--- BEGIN ---
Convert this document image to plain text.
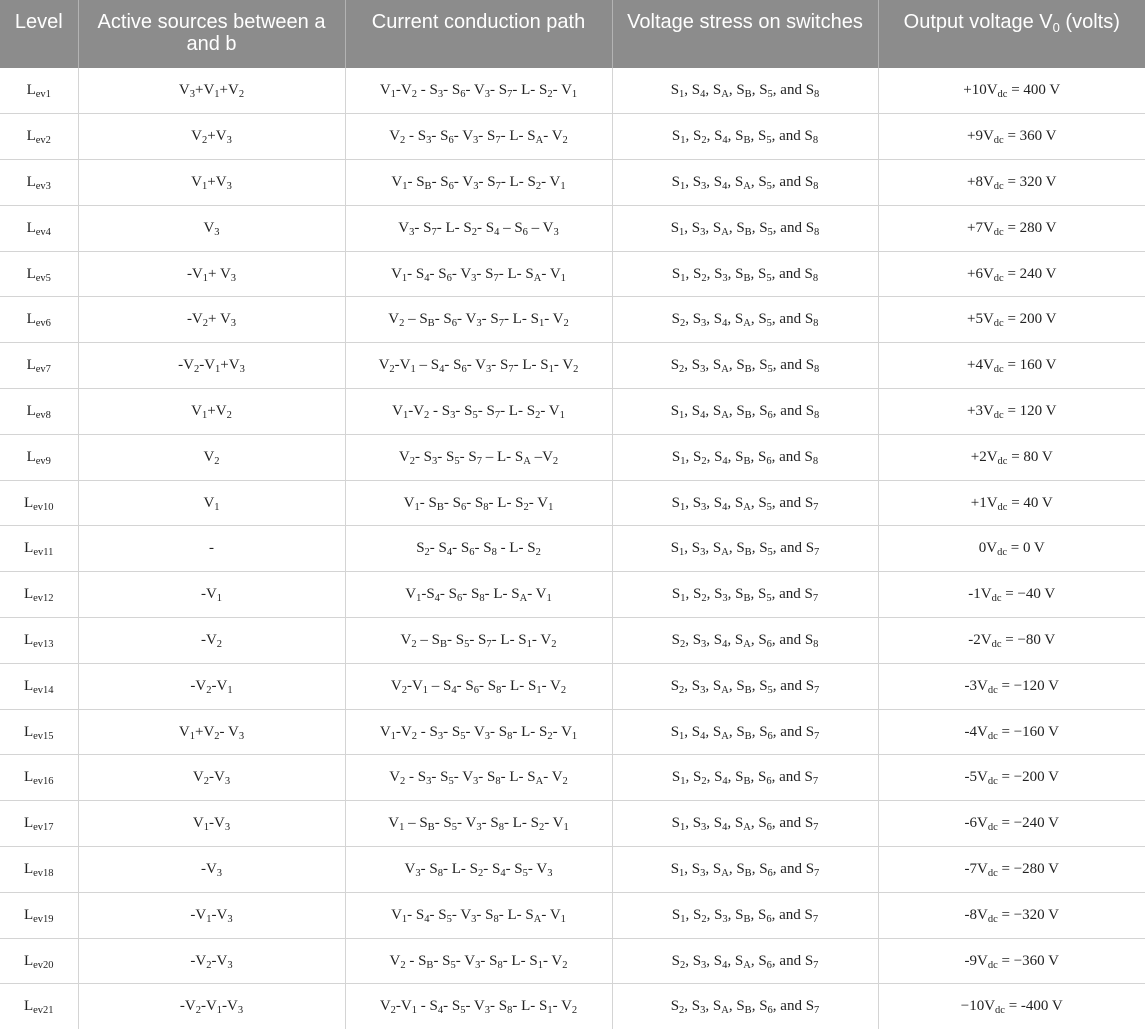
Level	Active sources between a and b	Current conduction path	Voltage stress on switches	Output voltage $V_0$ (volts)
$L_{ev1}$	$V_3+V_1+V_2$	$V_1-V_2 - S_3-$ $S_6-$ $V_3-$ $S_7-$ L- $S_2-$ $V_1$	$S_1$, $S_4$, $S_A$, $S_B$, $S_5$, and $S_8$	$+10V_{dc} = 400$ V
$L_{ev2}$	$V_2+V_3$	$V_2 - S_3-$ $S_6-$ $V_3-$ $S_7-$ L- $S_A-$ $V_2$	$S_1$, $S_2$, $S_4$, $S_B$, $S_5$, and $S_8$	$+9V_{dc} = 360$ V
$L_{ev3}$	$V_1+V_3$	$V_1-$ $S_B-$ $S_6-$ $V_3-$ $S_7-$ L- $S_2-$ $V_1$	$S_1$, $S_3$, $S_4$, $S_A$, $S_5$, and $S_8$	$+8V_{dc} = 320$ V
$L_{ev4}$	$V_3$	$V_3-$ $S_7-$ L- $S_2-$ $S_4 - S_6 - V_3$	$S_1$, $S_3$, $S_A$, $S_B$, $S_5$, and $S_8$	$+7V_{dc} = 280$ V
$L_{ev5}$	$-V_1+ V_3$	$V_1-$ $S_4-$ $S_6-$ $V_3-$ $S_7-$ L- $S_A-$ $V_1$	$S_1$, $S_2$, $S_3$, $S_B$, $S_5$, and $S_8$	$+6V_{dc} = 240$ V
$L_{ev6}$	$-V_2+ V_3$	$V_2 - S_B-$ $S_6-$ $V_3-$ $S_7-$ L- $S_1-$ $V_2$	$S_2$, $S_3$, $S_4$, $S_A$, $S_5$, and $S_8$	$+5V_{dc} = 200$ V
$L_{ev7}$	$-V_2-V_1+V_3$	$V_2-V_1 - S_4-$ $S_6-$ $V_3-$ $S_7-$ L- $S_1-$ $V_2$	$S_2$, $S_3$, $S_A$, $S_B$, $S_5$, and $S_8$	$+4V_{dc} = 160$ V
$L_{ev8}$	$V_1+V_2$	$V_1-V_2 - S_3-$ $S_5-$ $S_7-$ L- $S_2-$ $V_1$	$S_1$, $S_4$, $S_A$, $S_B$, $S_6$, and $S_8$	$+3V_{dc} = 120$ V
$L_{ev9}$	$V_2$	$V_2-$ $S_3-$ $S_5-$ $S_7 - L-$ $S_A$ $-V_2$	$S_1$, $S_2$, $S_4$, $S_B$, $S_6$, and $S_8$	$+2V_{dc} = 80$ V
$L_{ev10}$	$V_1$	$V_1-$ $S_B-$ $S_6-$ $S_8-$ L- $S_2-$ $V_1$	$S_1$, $S_3$, $S_4$, $S_A$, $S_5$, and $S_7$	$+1V_{dc} = 40$ V
$L_{ev11}$	-	$S_2-$ $S_4-$ $S_6-$ $S_8 - L-$ $S_2$	$S_1$, $S_3$, $S_A$, $S_B$, $S_5$, and $S_7$	$0V_{dc} = 0$ V
$L_{ev12}$	$-V_1$	$V_1-S_4-$ $S_6-$ $S_8-$ L- $S_A-$ $V_1$	$S_1$, $S_2$, $S_3$, $S_B$, $S_5$, and $S_7$	$-1V_{dc} = -40$ V
$L_{ev13}$	$-V_2$	$V_2 - S_B-$ $S_5-$ $S_7-$ L- $S_1-$ $V_2$	$S_2$, $S_3$, $S_4$, $S_A$, $S_6$, and $S_8$	$-2V_{dc} = -80$ V
$L_{ev14}$	$-V_2-V_1$	$V_2-V_1 - S_4-$ $S_6-$ $S_8-$ L- $S_1-$ $V_2$	$S_2$, $S_3$, $S_A$, $S_B$, $S_5$, and $S_7$	$-3V_{dc} = -120$ V
$L_{ev15}$	$V_1+V_2-$ $V_3$	$V_1-V_2 - S_3-$ $S_5-$ $V_3-$ $S_8-$ L- $S_2-$ $V_1$	$S_1$, $S_4$, $S_A$, $S_B$, $S_6$, and $S_7$	$-4V_{dc} = -160$ V
$L_{ev16}$	$V_2-V_3$	$V_2 - S_3-$ $S_5-$ $V_3-$ $S_8-$ L- $S_A-$ $V_2$	$S_1$, $S_2$, $S_4$, $S_B$, $S_6$, and $S_7$	$-5V_{dc} = -200$ V
$L_{ev17}$	$V_1-V_3$	$V_1 - S_B-$ $S_5-$ $V_3-$ $S_8-$ L- $S_2-$ $V_1$	$S_1$, $S_3$, $S_4$, $S_A$, $S_6$, and $S_7$	$-6V_{dc} = -240$ V
$L_{ev18}$	$-V_3$	$V_3-$ $S_8-$ L- $S_2-$ $S_4-$ $S_5-$ $V_3$	$S_1$, $S_3$, $S_A$, $S_B$, $S_6$, and $S_7$	$-7V_{dc} = -280$ V
$L_{ev19}$	$-V_1-V_3$	$V_1-$ $S_4-$ $S_5-$ $V_3-$ $S_8-$ L- $S_A-$ $V_1$	$S_1$, $S_2$, $S_3$, $S_B$, $S_6$, and $S_7$	$-8V_{dc} = -320$ V
$L_{ev20}$	$-V_2-V_3$	$V_2 - S_B-$ $S_5-$ $V_3-$ $S_8-$ L- $S_1-$ $V_2$	$S_2$, $S_3$, $S_4$, $S_A$, $S_6$, and $S_7$	$-9V_{dc} = -360$ V
$L_{ev21}$	$-V_2-V_1-V_3$	$V_2-V_1 - S_4-$ $S_5-$ $V_3-$ $S_8-$ L- $S_1-$ $V_2$	$S_2$, $S_3$, $S_A$, $S_B$, $S_6$, and $S_7$	$-10V_{dc} = -400$ V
--- END ---
Reproduce the whole listing above word for word, but not its pictures.

▸ SOLUTION TO THIS EXERCISE:
Convert this document image to plain text.
Level	Active sources between a and b	Current conduction path	Voltage stress on switches	Output voltage $V_0$ (volts)
$L_{ev1}$	$V_3+V_1+V_2$	$V_1-V_2 - S_3-$ $S_6-$ $V_3-$ $S_7-$ L- $S_2-$ $V_1$	$S_1$, $S_4$, $S_A$, $S_B$, $S_5$, and $S_8$	$+10V_{dc} = 400$ V
$L_{ev2}$	$V_2+V_3$	$V_2 - S_3-$ $S_6-$ $V_3-$ $S_7-$ L- $S_A-$ $V_2$	$S_1$, $S_2$, $S_4$, $S_B$, $S_5$, and $S_8$	$+9V_{dc} = 360$ V
$L_{ev3}$	$V_1+V_3$	$V_1-$ $S_B-$ $S_6-$ $V_3-$ $S_7-$ L- $S_2-$ $V_1$	$S_1$, $S_3$, $S_4$, $S_A$, $S_5$, and $S_8$	$+8V_{dc} = 320$ V
$L_{ev4}$	$V_3$	$V_3-$ $S_7-$ L- $S_2-$ $S_4 - S_6 - V_3$	$S_1$, $S_3$, $S_A$, $S_B$, $S_5$, and $S_8$	$+7V_{dc} = 280$ V
$L_{ev5}$	$-V_1+ V_3$	$V_1-$ $S_4-$ $S_6-$ $V_3-$ $S_7-$ L- $S_A-$ $V_1$	$S_1$, $S_2$, $S_3$, $S_B$, $S_5$, and $S_8$	$+6V_{dc} = 240$ V
$L_{ev6}$	$-V_2+ V_3$	$V_2 - S_B-$ $S_6-$ $V_3-$ $S_7-$ L- $S_1-$ $V_2$	$S_2$, $S_3$, $S_4$, $S_A$, $S_5$, and $S_8$	$+5V_{dc} = 200$ V
$L_{ev7}$	$-V_2-V_1+V_3$	$V_2-V_1 - S_4-$ $S_6-$ $V_3-$ $S_7-$ L- $S_1-$ $V_2$	$S_2$, $S_3$, $S_A$, $S_B$, $S_5$, and $S_8$	$+4V_{dc} = 160$ V
$L_{ev8}$	$V_1+V_2$	$V_1-V_2 - S_3-$ $S_5-$ $S_7-$ L- $S_2-$ $V_1$	$S_1$, $S_4$, $S_A$, $S_B$, $S_6$, and $S_8$	$+3V_{dc} = 120$ V
$L_{ev9}$	$V_2$	$V_2-$ $S_3-$ $S_5-$ $S_7 - L-$ $S_A$ $-V_2$	$S_1$, $S_2$, $S_4$, $S_B$, $S_6$, and $S_8$	$+2V_{dc} = 80$ V
$L_{ev10}$	$V_1$	$V_1-$ $S_B-$ $S_6-$ $S_8-$ L- $S_2-$ $V_1$	$S_1$, $S_3$, $S_4$, $S_A$, $S_5$, and $S_7$	$+1V_{dc} = 40$ V
$L_{ev11}$	-	$S_2-$ $S_4-$ $S_6-$ $S_8 - L-$ $S_2$	$S_1$, $S_3$, $S_A$, $S_B$, $S_5$, and $S_7$	$0V_{dc} = 0$ V
$L_{ev12}$	$-V_1$	$V_1-S_4-$ $S_6-$ $S_8-$ L- $S_A-$ $V_1$	$S_1$, $S_2$, $S_3$, $S_B$, $S_5$, and $S_7$	$-1V_{dc} = -40$ V
$L_{ev13}$	$-V_2$	$V_2 - S_B-$ $S_5-$ $S_7-$ L- $S_1-$ $V_2$	$S_2$, $S_3$, $S_4$, $S_A$, $S_6$, and $S_8$	$-2V_{dc} = -80$ V
$L_{ev14}$	$-V_2-V_1$	$V_2-V_1 - S_4-$ $S_6-$ $S_8-$ L- $S_1-$ $V_2$	$S_2$, $S_3$, $S_A$, $S_B$, $S_5$, and $S_7$	$-3V_{dc} = -120$ V
$L_{ev15}$	$V_1+V_2-$ $V_3$	$V_1-V_2 - S_3-$ $S_5-$ $V_3-$ $S_8-$ L- $S_2-$ $V_1$	$S_1$, $S_4$, $S_A$, $S_B$, $S_6$, and $S_7$	$-4V_{dc} = -160$ V
$L_{ev16}$	$V_2-V_3$	$V_2 - S_3-$ $S_5-$ $V_3-$ $S_8-$ L- $S_A-$ $V_2$	$S_1$, $S_2$, $S_4$, $S_B$, $S_6$, and $S_7$	$-5V_{dc} = -200$ V
$L_{ev17}$	$V_1-V_3$	$V_1 - S_B-$ $S_5-$ $V_3-$ $S_8-$ L- $S_2-$ $V_1$	$S_1$, $S_3$, $S_4$, $S_A$, $S_6$, and $S_7$	$-6V_{dc} = -240$ V
$L_{ev18}$	$-V_3$	$V_3-$ $S_8-$ L- $S_2-$ $S_4-$ $S_5-$ $V_3$	$S_1$, $S_3$, $S_A$, $S_B$, $S_6$, and $S_7$	$-7V_{dc} = -280$ V
$L_{ev19}$	$-V_1-V_3$	$V_1-$ $S_4-$ $S_5-$ $V_3-$ $S_8-$ L- $S_A-$ $V_1$	$S_1$, $S_2$, $S_3$, $S_B$, $S_6$, and $S_7$	$-8V_{dc} = -320$ V
$L_{ev20}$	$-V_2-V_3$	$V_2 - S_B-$ $S_5-$ $V_3-$ $S_8-$ L- $S_1-$ $V_2$	$S_2$, $S_3$, $S_4$, $S_A$, $S_6$, and $S_7$	$-9V_{dc} = -360$ V
$L_{ev21}$	$-V_2-V_1-V_3$	$V_2-V_1 - S_4-$ $S_5-$ $V_3-$ $S_8-$ L- $S_1-$ $V_2$	$S_2$, $S_3$, $S_A$, $S_B$, $S_6$, and $S_7$	$-10V_{dc} = -400$ V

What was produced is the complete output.